Dataset listings of figures:
::::::

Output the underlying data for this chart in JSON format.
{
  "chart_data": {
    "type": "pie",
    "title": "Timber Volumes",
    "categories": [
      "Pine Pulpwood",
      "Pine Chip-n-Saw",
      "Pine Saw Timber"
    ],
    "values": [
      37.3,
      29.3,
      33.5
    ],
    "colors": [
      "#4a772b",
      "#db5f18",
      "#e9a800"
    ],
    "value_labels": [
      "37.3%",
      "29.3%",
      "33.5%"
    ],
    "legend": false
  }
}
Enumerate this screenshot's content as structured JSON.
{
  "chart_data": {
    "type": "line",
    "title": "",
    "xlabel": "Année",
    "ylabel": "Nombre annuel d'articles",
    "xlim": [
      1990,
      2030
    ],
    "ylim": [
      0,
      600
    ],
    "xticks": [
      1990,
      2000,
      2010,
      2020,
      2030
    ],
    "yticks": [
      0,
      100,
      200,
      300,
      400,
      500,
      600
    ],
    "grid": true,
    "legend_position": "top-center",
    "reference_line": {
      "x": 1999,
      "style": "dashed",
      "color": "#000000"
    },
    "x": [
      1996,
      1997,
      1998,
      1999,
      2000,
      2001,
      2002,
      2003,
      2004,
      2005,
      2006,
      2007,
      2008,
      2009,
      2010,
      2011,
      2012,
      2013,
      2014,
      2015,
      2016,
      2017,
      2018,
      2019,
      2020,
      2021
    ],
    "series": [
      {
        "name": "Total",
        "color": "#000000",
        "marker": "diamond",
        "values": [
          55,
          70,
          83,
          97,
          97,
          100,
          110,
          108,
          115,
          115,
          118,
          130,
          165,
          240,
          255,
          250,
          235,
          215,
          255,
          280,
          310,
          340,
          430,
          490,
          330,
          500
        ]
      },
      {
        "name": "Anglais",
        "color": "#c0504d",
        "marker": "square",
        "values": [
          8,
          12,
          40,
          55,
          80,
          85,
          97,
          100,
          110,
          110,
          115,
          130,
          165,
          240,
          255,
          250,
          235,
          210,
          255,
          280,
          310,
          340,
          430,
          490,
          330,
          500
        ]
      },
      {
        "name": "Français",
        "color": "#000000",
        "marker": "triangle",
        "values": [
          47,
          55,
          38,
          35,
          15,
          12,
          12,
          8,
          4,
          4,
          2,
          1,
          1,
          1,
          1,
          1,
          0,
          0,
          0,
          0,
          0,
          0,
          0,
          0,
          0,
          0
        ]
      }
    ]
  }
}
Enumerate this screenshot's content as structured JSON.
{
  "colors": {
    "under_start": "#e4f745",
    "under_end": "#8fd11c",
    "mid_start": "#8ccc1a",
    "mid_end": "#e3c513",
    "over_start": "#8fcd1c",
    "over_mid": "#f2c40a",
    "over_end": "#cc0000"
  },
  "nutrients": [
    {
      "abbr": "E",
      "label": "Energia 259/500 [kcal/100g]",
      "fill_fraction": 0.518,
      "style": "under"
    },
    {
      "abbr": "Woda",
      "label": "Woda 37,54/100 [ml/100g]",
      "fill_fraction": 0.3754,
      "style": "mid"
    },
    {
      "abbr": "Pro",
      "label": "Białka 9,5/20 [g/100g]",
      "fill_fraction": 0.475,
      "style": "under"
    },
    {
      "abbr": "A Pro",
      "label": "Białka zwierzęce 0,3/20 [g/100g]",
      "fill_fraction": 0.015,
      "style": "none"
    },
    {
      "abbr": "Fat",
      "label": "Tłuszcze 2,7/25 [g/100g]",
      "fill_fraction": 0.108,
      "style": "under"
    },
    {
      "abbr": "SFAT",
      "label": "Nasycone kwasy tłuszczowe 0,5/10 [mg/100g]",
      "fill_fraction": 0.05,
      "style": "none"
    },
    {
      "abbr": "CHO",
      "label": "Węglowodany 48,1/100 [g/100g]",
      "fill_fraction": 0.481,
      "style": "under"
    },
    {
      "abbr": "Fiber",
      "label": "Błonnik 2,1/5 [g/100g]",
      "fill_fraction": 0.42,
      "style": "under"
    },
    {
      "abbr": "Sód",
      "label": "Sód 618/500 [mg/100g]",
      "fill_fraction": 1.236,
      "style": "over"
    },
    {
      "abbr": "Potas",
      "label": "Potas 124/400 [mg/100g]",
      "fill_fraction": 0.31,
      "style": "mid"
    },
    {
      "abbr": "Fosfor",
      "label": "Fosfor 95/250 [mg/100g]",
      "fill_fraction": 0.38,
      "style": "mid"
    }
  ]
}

::::::

- _Requirement_: Write only the number of lines in the data above that include "Fosfor".

- _Worked solution_: 2